BRIEF
State how many lines of the entries include the string "Logistics", please, leaving out everything but the number.

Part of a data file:
>> BEGIN
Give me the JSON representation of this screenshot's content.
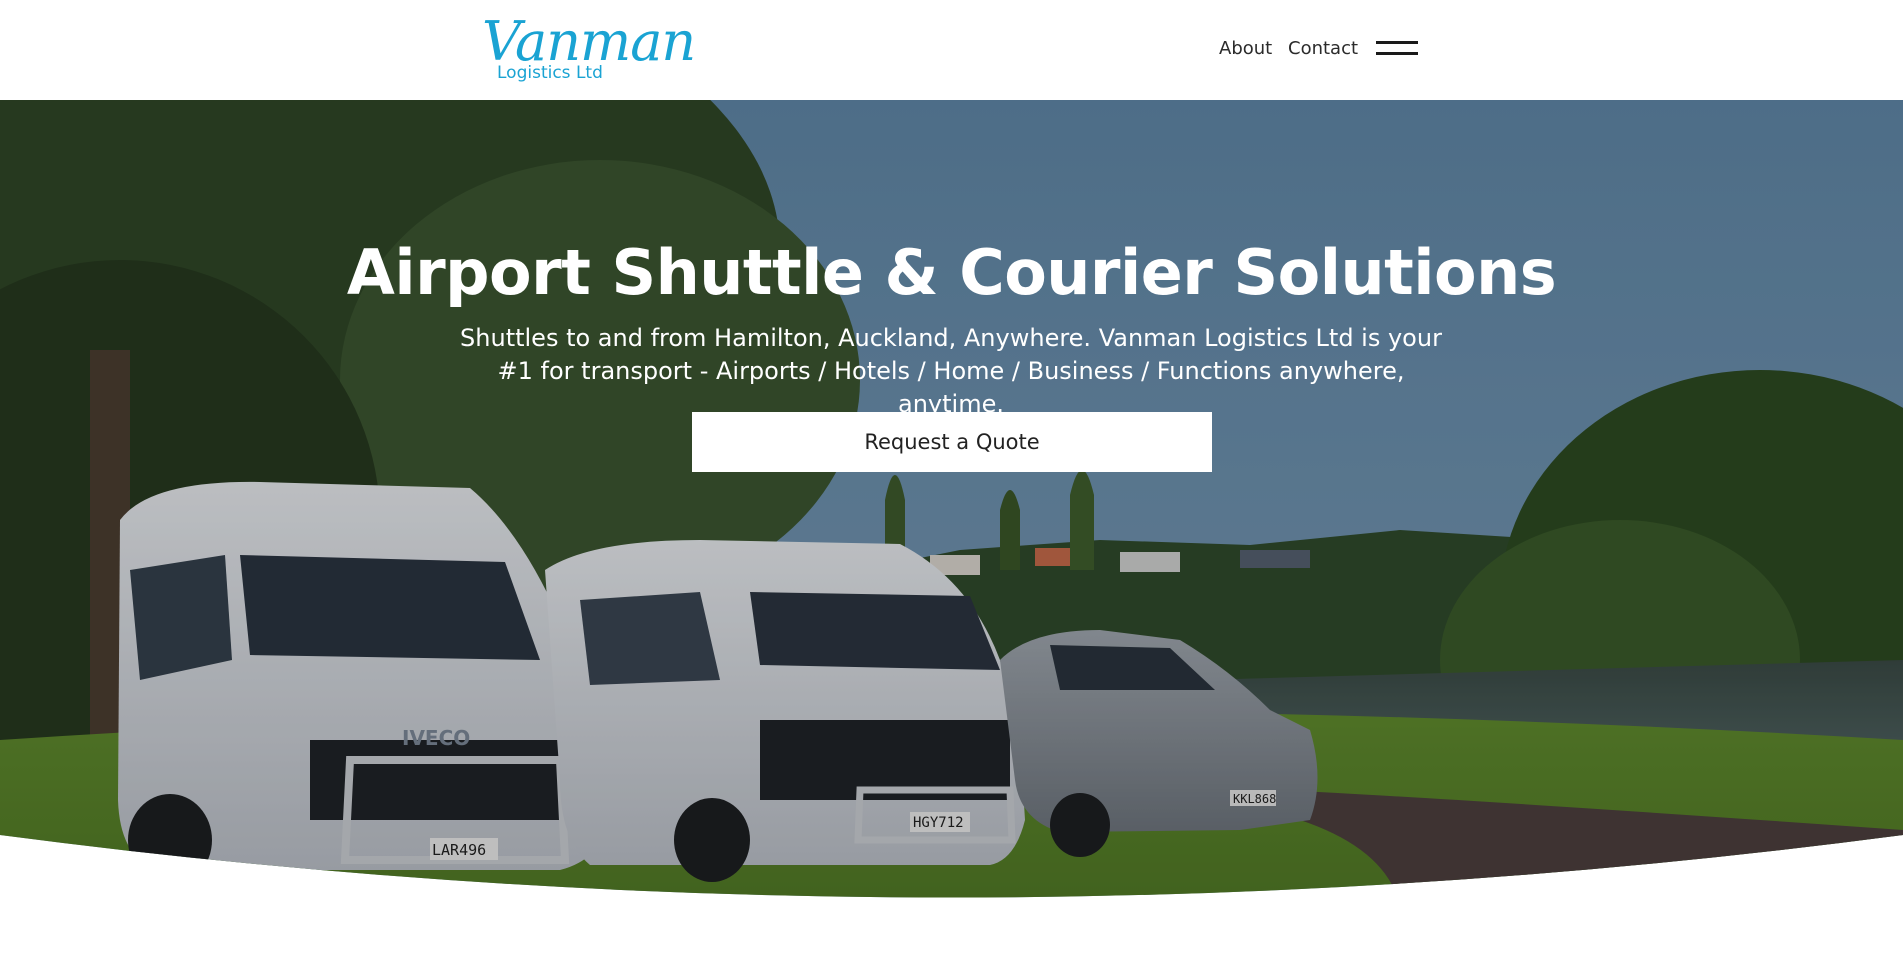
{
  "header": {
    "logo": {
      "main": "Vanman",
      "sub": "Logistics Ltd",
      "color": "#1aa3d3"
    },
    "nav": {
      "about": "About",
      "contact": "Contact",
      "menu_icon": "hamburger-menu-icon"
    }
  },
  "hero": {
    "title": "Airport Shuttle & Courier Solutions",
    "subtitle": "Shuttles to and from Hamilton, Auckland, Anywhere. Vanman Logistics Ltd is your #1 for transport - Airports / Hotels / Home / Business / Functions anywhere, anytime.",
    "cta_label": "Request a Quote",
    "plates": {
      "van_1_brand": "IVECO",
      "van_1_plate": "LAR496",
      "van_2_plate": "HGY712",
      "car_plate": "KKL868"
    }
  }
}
>> END
OUTPUT
2